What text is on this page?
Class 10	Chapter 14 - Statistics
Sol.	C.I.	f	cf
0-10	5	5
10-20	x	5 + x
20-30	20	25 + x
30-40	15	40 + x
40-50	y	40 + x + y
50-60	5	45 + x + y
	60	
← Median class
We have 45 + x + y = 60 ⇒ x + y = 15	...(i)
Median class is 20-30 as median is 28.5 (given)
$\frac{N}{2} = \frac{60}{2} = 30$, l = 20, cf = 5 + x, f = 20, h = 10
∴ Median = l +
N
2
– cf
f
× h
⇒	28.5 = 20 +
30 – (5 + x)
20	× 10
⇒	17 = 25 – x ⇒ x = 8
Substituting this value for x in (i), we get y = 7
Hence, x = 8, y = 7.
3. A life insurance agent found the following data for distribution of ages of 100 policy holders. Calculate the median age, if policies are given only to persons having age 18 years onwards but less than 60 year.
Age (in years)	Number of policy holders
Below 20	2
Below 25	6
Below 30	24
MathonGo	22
--- --- ---
What is needed here is an exact reproduction of all the entries.

> **Expected answer**
What text is on this page?
Class 10	Chapter 14 - Statistics
Sol.	C.I.	f	cf
0-10	5	5
10-20	x	5 + x
20-30	20	25 + x
30-40	15	40 + x
40-50	y	40 + x + y
50-60	5	45 + x + y
	60	
← Median class
We have 45 + x + y = 60 ⇒ x + y = 15	...(i)
Median class is 20-30 as median is 28.5 (given)
$\frac{N}{2} = \frac{60}{2} = 30$, l = 20, cf = 5 + x, f = 20, h = 10
∴ Median = l +
N
2
– cf
f
× h
⇒	28.5 = 20 +
30 – (5 + x)
20	× 10
⇒	17 = 25 – x ⇒ x = 8
Substituting this value for x in (i), we get y = 7
Hence, x = 8, y = 7.
3. A life insurance agent found the following data for distribution of ages of 100 policy holders. Calculate the median age, if policies are given only to persons having age 18 years onwards but less than 60 year.
Age (in years)	Number of policy holders
Below 20	2
Below 25	6
Below 30	24
MathonGo	22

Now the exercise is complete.